Task instructions ::
Find how many lines contain the word "content" and state that number alone.

Available data ::
###

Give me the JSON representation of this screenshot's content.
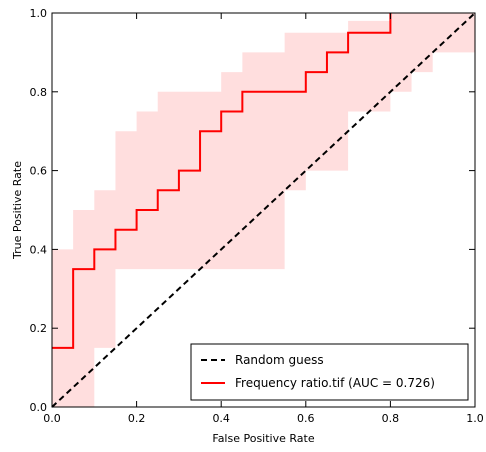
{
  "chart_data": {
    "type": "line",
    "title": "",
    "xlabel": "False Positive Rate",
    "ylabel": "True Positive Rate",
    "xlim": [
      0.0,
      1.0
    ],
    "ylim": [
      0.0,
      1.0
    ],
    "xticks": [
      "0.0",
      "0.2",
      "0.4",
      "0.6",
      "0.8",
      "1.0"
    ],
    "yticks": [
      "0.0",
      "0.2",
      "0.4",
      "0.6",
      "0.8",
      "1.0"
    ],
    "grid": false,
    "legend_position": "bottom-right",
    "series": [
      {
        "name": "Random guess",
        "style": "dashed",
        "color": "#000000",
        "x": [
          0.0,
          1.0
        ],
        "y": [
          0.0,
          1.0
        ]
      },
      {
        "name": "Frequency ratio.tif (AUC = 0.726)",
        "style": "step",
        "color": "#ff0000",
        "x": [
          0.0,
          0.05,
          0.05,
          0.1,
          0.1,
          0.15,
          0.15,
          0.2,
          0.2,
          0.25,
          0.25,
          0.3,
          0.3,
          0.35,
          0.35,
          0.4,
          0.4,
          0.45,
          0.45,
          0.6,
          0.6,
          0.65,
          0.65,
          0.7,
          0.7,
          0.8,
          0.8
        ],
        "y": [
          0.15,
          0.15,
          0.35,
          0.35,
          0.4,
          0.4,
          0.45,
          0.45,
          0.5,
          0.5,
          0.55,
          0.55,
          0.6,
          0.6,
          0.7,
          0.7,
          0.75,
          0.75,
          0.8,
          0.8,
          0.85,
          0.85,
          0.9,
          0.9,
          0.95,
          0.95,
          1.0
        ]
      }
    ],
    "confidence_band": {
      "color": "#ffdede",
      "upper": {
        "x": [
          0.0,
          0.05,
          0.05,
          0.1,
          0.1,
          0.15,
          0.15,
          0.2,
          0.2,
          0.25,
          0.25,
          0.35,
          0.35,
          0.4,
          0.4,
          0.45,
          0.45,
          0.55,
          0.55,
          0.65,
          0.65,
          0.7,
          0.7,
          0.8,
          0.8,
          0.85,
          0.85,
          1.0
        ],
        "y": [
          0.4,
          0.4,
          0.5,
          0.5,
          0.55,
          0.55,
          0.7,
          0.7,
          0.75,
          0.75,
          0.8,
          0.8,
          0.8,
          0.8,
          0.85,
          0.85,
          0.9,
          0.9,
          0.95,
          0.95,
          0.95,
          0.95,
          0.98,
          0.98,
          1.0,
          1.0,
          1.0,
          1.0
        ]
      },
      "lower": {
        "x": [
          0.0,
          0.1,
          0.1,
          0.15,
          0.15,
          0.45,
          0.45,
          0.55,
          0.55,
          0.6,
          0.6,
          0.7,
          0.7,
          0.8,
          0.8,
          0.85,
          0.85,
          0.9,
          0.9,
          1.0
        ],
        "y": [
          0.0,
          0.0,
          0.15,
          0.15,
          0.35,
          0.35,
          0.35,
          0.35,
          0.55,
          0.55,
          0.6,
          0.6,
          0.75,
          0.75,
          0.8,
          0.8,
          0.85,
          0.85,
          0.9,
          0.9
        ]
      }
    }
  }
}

###

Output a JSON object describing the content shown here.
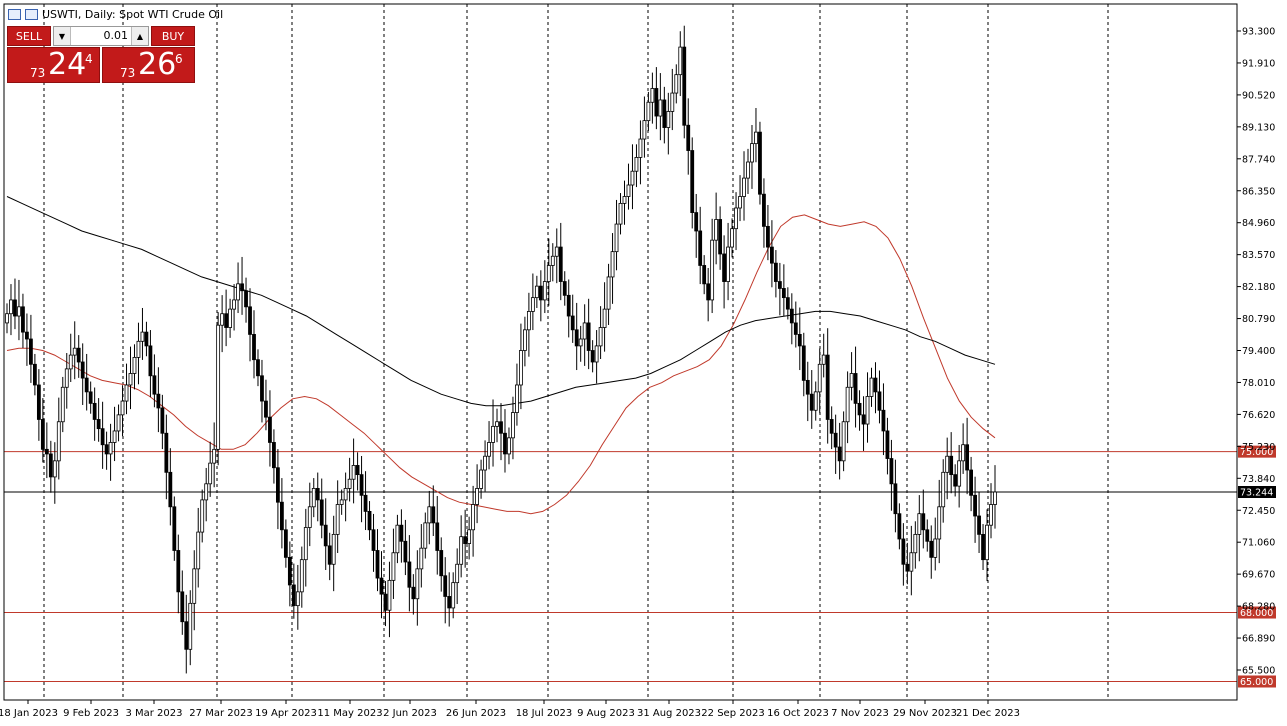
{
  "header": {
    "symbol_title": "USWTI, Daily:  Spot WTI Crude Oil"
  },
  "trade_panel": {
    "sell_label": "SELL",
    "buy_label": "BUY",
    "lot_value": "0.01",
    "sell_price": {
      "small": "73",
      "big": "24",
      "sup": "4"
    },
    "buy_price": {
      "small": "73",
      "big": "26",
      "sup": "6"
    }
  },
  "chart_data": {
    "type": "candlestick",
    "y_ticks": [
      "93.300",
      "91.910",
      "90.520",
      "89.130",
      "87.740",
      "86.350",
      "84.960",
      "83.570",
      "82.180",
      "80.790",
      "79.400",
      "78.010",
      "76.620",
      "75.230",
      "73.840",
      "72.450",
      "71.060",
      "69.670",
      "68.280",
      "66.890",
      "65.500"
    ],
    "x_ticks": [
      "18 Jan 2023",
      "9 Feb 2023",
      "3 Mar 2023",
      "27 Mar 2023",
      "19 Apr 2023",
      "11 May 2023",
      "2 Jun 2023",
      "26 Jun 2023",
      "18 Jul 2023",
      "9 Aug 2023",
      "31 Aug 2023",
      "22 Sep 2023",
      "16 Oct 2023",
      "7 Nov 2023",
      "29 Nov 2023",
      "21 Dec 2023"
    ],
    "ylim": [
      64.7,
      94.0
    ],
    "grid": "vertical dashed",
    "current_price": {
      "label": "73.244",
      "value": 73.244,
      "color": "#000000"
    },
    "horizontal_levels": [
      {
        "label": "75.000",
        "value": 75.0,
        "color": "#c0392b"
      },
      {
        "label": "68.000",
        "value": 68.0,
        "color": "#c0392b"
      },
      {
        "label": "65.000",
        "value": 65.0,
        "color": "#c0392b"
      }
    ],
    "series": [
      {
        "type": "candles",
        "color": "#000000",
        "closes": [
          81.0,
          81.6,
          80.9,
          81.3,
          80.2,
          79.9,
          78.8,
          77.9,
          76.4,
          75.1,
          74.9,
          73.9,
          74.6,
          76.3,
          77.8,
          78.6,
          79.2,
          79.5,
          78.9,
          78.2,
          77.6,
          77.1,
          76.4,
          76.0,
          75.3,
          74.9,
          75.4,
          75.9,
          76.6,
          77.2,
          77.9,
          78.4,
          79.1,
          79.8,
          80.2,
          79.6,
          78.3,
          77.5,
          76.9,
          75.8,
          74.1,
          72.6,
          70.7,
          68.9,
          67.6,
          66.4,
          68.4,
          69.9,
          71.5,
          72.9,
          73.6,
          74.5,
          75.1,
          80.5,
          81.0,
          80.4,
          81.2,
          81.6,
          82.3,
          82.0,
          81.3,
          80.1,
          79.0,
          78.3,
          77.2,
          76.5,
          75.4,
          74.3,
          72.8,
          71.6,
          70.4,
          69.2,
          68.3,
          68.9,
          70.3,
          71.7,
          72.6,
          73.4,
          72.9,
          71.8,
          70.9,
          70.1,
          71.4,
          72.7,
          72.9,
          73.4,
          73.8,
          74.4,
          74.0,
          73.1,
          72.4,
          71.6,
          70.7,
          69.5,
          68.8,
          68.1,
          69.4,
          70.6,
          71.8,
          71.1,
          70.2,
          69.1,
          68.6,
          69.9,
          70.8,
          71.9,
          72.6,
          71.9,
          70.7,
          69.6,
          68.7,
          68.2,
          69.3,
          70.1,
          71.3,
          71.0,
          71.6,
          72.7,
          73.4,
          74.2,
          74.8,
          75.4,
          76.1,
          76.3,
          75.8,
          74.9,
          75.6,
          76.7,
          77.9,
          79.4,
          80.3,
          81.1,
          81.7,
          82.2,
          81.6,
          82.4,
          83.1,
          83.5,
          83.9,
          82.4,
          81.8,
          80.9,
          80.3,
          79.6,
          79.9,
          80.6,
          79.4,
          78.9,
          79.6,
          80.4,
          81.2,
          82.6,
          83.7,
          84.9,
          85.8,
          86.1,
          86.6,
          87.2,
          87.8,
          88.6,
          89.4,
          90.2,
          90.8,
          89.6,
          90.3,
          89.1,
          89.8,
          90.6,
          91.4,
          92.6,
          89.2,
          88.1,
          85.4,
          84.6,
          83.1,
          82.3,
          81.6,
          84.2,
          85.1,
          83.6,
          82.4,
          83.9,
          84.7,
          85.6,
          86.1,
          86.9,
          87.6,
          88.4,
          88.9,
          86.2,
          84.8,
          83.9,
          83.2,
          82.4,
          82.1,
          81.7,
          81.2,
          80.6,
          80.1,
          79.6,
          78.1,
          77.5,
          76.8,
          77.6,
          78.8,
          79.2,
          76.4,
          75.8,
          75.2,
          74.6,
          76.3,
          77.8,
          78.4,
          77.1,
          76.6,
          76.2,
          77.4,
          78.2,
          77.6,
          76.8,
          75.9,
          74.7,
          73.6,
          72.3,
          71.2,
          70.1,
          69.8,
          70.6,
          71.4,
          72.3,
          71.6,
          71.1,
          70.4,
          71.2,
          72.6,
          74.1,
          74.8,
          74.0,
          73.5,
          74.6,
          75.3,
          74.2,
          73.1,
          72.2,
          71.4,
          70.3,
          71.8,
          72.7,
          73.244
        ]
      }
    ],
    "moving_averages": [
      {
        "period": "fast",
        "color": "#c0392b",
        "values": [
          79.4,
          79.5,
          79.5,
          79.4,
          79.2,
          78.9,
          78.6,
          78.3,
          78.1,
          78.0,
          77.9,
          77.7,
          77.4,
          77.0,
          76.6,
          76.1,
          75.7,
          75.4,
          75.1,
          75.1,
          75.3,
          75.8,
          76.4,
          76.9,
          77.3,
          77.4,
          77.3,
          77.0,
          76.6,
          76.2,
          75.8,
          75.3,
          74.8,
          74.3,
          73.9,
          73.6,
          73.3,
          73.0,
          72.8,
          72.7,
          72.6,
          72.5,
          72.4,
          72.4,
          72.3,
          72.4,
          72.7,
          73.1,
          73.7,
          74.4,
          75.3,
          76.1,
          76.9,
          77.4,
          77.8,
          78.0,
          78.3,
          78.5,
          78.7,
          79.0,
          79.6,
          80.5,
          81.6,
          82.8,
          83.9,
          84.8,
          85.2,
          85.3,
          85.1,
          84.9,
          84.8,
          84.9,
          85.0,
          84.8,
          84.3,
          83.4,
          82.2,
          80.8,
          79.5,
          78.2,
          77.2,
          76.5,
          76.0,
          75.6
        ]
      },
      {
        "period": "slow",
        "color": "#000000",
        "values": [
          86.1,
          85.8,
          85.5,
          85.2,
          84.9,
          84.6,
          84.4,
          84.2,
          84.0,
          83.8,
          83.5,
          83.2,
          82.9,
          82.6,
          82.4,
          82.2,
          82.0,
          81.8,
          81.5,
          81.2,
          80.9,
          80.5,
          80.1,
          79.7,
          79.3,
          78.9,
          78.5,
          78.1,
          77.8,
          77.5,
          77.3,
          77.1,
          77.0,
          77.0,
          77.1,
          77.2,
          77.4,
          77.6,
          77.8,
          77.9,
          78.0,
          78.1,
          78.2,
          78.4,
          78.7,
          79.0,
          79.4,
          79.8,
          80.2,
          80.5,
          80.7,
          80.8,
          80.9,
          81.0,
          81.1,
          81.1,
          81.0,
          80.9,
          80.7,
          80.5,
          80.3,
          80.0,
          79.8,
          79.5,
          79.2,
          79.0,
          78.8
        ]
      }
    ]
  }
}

###

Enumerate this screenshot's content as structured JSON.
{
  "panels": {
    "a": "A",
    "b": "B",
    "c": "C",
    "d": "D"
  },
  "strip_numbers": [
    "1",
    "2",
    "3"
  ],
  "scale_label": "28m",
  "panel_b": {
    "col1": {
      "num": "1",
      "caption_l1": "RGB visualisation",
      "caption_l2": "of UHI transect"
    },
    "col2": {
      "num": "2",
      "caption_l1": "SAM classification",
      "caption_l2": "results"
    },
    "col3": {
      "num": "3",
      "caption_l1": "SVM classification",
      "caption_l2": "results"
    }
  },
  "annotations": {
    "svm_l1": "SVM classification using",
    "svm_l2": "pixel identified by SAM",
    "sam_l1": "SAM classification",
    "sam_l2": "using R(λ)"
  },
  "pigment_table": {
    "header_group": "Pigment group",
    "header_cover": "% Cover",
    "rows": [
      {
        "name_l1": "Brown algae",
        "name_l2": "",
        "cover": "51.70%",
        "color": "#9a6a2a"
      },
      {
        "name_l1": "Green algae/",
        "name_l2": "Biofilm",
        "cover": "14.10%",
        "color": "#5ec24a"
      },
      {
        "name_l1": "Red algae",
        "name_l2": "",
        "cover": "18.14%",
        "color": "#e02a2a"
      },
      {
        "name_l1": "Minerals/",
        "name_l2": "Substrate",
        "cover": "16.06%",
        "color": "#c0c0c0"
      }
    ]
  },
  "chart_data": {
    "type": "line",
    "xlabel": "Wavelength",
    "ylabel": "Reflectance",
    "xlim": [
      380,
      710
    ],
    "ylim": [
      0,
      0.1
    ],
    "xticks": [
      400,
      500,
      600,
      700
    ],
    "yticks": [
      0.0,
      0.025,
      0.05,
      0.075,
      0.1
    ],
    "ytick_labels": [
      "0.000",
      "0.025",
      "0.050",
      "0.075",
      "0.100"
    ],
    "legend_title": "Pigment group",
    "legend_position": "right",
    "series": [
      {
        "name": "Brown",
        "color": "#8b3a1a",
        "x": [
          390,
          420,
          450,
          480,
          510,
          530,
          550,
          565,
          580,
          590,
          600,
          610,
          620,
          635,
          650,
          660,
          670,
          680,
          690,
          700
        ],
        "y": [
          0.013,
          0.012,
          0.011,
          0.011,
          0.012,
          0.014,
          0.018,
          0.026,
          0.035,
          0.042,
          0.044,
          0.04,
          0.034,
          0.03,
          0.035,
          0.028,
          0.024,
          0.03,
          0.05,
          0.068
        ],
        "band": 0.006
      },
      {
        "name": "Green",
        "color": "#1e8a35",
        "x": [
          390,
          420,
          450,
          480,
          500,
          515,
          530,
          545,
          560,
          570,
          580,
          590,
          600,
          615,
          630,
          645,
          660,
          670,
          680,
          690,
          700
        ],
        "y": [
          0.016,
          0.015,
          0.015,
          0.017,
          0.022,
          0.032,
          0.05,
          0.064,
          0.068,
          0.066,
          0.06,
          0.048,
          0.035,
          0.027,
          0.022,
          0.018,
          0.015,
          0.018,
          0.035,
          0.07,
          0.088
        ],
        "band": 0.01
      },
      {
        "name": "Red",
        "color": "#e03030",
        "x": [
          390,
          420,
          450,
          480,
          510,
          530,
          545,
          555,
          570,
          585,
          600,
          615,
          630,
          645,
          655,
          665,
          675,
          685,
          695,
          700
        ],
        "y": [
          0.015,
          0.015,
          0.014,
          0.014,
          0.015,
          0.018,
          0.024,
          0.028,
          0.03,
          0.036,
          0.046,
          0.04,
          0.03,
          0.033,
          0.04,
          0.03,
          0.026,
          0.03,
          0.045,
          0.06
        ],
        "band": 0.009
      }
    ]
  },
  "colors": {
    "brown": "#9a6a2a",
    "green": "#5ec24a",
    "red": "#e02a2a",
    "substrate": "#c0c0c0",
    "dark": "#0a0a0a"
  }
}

###

Task response ::
3